OBJECTIVE. Of the lines in the listing, how many include the string "this"? Write the number and nothing else.

>> BEGIN RECORD EXTRACTS

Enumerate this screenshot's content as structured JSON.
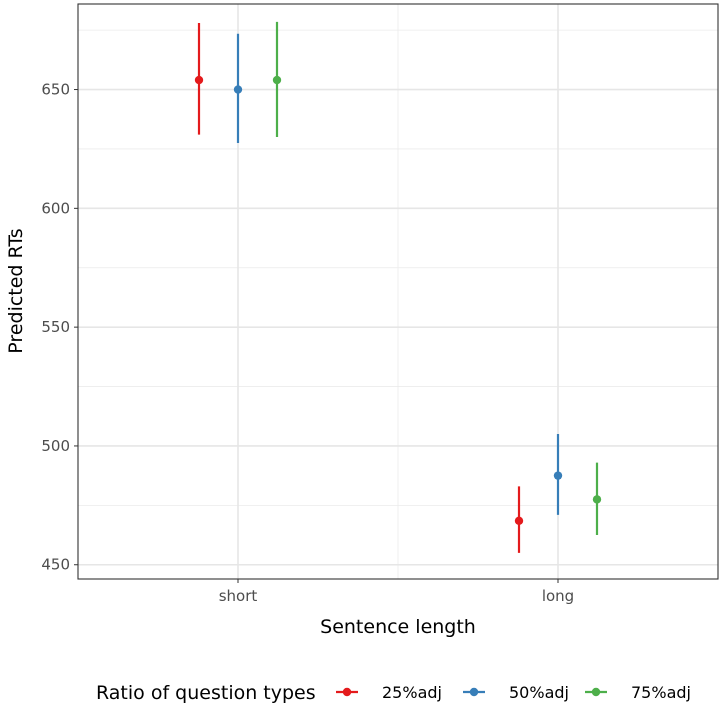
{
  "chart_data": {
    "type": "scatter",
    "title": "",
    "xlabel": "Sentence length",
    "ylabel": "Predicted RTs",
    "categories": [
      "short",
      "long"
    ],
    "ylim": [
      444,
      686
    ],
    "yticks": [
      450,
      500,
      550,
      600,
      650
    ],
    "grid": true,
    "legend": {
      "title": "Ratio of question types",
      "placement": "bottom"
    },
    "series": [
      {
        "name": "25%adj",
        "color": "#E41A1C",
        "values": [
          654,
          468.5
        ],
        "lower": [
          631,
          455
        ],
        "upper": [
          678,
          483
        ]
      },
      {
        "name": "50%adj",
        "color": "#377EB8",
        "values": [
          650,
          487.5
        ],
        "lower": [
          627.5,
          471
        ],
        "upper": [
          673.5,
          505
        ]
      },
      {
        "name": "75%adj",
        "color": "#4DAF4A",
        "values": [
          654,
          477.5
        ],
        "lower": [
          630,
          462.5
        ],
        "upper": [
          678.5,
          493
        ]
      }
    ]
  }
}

>> END RECORD EXTRACTS
>> BEGIN RECORD EXTRACTS

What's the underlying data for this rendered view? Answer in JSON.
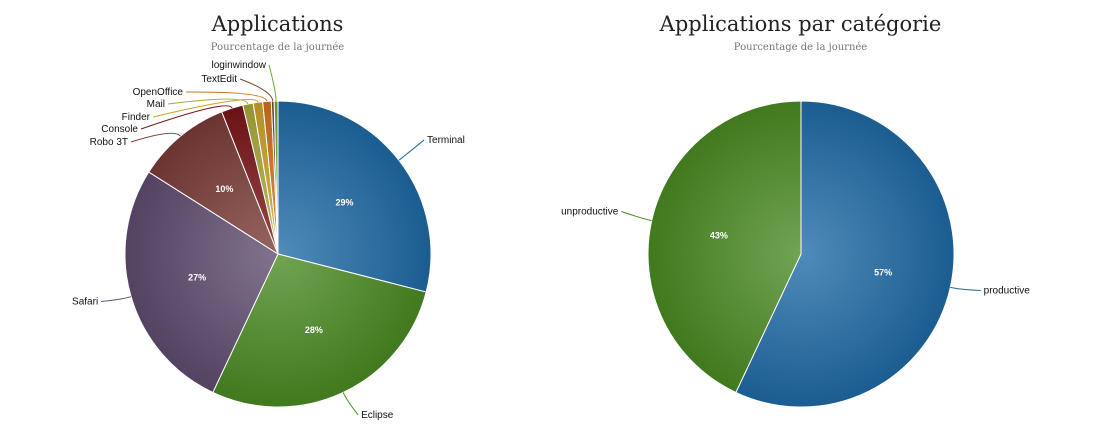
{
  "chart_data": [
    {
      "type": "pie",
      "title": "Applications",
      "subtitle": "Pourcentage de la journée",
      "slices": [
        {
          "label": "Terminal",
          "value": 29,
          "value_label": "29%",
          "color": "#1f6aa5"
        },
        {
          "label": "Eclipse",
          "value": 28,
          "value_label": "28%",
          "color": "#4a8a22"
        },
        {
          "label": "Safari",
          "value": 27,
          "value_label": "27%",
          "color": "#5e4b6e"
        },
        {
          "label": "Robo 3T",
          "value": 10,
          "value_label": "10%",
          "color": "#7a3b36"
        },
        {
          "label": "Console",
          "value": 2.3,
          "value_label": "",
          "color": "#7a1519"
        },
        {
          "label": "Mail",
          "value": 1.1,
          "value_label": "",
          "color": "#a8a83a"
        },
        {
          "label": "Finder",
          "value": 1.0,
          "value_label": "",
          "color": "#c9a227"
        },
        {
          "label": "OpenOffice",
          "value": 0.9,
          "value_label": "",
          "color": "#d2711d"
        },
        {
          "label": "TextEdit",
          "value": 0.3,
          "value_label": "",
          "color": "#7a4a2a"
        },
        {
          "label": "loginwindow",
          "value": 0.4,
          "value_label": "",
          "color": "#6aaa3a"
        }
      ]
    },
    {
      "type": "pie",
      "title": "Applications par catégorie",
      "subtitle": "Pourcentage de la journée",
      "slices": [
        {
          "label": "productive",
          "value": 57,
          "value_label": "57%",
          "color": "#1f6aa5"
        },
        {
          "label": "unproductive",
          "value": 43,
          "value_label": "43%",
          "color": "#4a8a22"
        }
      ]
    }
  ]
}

>> END RECORD EXTRACTS

CORRECT RESULT. 2